What you have to do ->
Which lines have the string "Offset"? Copy all of them from the entries below.

Data shown ->
============
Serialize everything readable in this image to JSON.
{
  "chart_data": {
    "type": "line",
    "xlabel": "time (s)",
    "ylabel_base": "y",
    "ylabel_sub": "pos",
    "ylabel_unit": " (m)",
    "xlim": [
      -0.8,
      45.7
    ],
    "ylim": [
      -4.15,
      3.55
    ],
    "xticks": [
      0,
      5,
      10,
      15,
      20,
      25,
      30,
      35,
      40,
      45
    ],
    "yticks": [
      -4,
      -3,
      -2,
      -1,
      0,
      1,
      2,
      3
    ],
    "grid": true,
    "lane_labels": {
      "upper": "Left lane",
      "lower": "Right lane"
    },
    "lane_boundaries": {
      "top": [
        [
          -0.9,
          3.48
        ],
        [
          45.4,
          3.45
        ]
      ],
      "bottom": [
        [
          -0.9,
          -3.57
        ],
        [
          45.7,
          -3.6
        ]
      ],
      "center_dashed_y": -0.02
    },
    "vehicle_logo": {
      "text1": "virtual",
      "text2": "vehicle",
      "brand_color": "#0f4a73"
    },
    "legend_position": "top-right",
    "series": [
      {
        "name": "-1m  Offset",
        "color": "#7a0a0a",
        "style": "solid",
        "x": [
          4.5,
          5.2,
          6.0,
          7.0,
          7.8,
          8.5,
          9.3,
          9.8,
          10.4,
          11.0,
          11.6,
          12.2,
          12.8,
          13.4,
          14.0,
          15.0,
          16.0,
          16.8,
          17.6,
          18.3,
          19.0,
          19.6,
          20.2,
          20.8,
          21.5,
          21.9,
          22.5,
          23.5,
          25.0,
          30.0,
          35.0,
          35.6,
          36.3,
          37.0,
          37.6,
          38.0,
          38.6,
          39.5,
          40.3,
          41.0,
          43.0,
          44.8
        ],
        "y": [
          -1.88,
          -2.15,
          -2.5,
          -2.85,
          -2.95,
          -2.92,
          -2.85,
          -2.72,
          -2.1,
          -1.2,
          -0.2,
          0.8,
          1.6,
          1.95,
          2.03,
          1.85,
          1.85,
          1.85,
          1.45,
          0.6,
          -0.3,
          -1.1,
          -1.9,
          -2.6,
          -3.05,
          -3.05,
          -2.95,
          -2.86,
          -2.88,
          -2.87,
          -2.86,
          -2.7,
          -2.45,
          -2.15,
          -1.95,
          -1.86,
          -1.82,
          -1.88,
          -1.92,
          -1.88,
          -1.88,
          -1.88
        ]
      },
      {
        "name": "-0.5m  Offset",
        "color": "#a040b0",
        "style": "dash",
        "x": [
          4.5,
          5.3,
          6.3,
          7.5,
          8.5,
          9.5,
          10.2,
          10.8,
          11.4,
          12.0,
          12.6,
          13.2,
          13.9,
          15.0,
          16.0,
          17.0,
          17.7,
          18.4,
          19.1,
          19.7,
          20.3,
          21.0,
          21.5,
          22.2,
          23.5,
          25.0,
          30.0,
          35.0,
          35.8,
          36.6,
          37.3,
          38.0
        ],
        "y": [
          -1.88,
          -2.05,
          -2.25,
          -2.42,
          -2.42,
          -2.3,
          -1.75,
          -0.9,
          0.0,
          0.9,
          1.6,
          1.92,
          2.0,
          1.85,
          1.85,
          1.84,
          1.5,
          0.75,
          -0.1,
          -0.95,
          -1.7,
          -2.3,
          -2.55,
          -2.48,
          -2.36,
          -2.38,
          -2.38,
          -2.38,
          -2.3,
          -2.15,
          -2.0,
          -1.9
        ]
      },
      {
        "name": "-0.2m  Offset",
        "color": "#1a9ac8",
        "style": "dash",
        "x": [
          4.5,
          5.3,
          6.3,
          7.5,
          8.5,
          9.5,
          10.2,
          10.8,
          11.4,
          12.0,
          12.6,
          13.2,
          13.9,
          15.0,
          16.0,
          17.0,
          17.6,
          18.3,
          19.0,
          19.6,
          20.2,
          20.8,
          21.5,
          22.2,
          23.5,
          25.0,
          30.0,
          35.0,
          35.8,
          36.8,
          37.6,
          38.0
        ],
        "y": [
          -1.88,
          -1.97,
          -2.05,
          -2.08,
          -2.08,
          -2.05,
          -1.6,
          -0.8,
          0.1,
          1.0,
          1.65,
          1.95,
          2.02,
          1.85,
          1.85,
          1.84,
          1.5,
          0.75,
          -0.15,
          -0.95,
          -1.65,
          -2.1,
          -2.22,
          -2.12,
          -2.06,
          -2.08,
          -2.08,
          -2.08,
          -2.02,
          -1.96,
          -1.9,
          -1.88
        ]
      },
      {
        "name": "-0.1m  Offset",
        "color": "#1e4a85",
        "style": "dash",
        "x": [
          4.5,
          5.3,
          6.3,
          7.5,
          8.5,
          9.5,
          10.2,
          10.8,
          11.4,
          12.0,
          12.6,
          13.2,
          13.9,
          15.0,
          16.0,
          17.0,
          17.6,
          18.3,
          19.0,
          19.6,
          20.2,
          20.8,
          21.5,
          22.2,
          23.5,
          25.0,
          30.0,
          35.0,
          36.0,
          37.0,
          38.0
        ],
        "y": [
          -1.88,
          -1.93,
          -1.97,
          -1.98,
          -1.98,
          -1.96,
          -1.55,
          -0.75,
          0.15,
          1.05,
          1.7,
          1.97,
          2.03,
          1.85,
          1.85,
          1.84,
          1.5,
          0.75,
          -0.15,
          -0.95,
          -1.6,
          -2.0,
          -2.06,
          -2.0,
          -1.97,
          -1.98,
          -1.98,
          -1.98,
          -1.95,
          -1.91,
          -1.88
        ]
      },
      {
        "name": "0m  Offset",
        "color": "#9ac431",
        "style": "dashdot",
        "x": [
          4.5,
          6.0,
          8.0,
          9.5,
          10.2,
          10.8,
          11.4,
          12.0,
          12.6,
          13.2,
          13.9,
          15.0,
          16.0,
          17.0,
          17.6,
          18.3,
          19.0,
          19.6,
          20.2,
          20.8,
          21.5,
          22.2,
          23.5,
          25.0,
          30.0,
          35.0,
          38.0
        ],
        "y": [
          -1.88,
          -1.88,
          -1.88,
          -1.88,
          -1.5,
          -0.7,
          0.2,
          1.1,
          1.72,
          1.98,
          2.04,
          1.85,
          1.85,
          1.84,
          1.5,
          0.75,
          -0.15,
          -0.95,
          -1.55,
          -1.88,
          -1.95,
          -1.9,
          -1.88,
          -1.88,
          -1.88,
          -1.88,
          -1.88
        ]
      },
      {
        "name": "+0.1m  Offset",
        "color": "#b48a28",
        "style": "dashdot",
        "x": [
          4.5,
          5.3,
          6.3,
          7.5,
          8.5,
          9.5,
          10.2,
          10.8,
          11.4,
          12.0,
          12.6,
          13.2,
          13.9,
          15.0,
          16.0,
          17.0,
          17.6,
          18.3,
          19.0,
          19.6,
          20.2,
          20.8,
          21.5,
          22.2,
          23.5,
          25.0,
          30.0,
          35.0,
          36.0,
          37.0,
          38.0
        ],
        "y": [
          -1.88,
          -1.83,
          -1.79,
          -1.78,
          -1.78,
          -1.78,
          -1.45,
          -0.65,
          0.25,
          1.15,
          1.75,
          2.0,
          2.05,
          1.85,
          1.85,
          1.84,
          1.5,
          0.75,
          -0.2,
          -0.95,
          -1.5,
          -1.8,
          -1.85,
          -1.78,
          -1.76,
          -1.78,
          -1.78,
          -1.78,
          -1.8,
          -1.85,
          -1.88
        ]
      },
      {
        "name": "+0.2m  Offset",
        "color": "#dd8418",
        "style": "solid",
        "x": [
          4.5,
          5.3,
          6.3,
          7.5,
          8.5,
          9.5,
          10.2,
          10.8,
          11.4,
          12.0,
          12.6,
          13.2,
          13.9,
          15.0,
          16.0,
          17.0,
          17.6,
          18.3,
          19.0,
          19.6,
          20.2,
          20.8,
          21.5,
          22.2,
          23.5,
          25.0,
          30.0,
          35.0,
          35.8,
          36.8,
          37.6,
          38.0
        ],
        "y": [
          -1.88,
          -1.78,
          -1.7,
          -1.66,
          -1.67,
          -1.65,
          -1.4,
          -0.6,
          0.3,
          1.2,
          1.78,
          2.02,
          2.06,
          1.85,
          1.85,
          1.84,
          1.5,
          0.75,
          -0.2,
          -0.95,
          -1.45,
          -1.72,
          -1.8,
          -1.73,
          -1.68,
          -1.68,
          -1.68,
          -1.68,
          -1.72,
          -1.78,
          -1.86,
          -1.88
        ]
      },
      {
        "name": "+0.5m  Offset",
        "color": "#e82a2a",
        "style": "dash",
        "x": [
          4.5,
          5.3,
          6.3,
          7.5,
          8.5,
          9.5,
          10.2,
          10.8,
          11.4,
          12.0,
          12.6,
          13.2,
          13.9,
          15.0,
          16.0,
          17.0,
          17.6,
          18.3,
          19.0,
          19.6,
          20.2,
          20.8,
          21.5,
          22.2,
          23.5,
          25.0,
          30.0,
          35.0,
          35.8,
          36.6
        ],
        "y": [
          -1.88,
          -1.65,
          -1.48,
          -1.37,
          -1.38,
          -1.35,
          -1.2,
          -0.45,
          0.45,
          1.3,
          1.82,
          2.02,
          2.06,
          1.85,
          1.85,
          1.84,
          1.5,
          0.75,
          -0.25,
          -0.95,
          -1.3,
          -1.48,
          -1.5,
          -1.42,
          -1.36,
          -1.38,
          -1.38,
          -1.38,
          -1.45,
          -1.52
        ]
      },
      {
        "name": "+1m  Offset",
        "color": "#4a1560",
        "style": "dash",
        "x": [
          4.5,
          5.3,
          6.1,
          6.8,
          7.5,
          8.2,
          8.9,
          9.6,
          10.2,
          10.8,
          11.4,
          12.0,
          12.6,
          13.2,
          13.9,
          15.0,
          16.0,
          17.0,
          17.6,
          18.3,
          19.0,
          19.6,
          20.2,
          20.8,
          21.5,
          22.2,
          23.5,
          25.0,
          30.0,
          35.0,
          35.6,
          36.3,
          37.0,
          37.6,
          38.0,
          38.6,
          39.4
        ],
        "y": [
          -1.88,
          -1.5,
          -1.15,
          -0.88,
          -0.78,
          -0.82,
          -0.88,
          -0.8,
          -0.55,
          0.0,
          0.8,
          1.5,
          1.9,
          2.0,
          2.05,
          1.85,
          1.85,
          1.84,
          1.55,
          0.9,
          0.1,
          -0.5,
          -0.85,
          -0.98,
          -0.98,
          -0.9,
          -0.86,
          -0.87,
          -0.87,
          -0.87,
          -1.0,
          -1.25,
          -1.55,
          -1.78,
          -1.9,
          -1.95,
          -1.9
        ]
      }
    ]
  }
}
============
Problem solution ->
        "name": "-1m  Offset",
        "name": "-0.5m  Offset",
        "name": "-0.2m  Offset",
        "name": "-0.1m  Offset",
        "name": "0m  Offset",
        "name": "+0.1m  Offset",
        "name": "+0.2m  Offset",
        "name": "+0.5m  Offset",
        "name": "+1m  Offset",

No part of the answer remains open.